◆ Aim of the exercise
Give the number of lines holding the string "them", and nothing else.

◆ Record set

☆ ☆ ☆ ☆ ☆ ☆ ☆

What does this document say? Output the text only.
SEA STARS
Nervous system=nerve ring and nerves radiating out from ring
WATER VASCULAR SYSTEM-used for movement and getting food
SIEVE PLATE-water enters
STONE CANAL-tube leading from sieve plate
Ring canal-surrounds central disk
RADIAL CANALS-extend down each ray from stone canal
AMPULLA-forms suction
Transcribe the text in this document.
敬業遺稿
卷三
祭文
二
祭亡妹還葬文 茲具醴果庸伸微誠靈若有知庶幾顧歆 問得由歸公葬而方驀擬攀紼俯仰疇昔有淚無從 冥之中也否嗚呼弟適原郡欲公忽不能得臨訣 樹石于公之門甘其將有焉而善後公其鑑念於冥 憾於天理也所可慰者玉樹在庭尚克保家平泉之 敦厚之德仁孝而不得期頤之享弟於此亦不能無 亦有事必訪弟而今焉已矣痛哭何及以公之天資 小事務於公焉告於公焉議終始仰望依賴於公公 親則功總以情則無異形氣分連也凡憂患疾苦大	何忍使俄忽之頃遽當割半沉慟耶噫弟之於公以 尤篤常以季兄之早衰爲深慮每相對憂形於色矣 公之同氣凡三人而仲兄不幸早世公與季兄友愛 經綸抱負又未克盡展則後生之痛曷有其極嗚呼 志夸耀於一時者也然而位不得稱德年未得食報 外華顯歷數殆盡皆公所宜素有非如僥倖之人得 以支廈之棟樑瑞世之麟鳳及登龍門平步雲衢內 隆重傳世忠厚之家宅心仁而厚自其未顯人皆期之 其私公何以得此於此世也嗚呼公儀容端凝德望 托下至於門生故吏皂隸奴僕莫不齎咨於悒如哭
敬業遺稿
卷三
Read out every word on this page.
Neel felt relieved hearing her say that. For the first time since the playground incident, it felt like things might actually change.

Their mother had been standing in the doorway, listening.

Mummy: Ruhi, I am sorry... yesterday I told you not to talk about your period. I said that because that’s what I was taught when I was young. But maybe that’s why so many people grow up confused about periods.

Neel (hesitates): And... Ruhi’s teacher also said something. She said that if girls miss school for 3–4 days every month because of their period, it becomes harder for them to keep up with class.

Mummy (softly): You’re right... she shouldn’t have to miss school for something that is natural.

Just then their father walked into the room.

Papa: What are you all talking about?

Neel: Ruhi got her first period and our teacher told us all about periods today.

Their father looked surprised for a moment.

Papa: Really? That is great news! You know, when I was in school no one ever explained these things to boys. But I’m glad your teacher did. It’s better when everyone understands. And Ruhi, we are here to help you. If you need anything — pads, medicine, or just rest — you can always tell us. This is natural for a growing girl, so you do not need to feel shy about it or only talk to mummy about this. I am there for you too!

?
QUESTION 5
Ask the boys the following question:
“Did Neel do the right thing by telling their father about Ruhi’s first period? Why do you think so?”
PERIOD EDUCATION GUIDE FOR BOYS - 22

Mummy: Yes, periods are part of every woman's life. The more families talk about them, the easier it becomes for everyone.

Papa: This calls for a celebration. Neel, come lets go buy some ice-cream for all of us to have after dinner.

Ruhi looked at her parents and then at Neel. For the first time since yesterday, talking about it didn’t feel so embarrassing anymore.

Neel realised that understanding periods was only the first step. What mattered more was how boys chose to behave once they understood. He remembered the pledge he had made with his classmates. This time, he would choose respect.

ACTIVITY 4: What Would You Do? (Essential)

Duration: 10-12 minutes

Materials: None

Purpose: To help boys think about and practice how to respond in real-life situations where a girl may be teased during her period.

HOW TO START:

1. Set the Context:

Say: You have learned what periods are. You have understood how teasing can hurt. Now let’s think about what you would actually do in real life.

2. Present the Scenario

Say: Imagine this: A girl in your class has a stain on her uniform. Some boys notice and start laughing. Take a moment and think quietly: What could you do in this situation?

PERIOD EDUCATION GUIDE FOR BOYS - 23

☆ ☆ ☆ ☆ ☆ ☆ ☆

◆ Result
2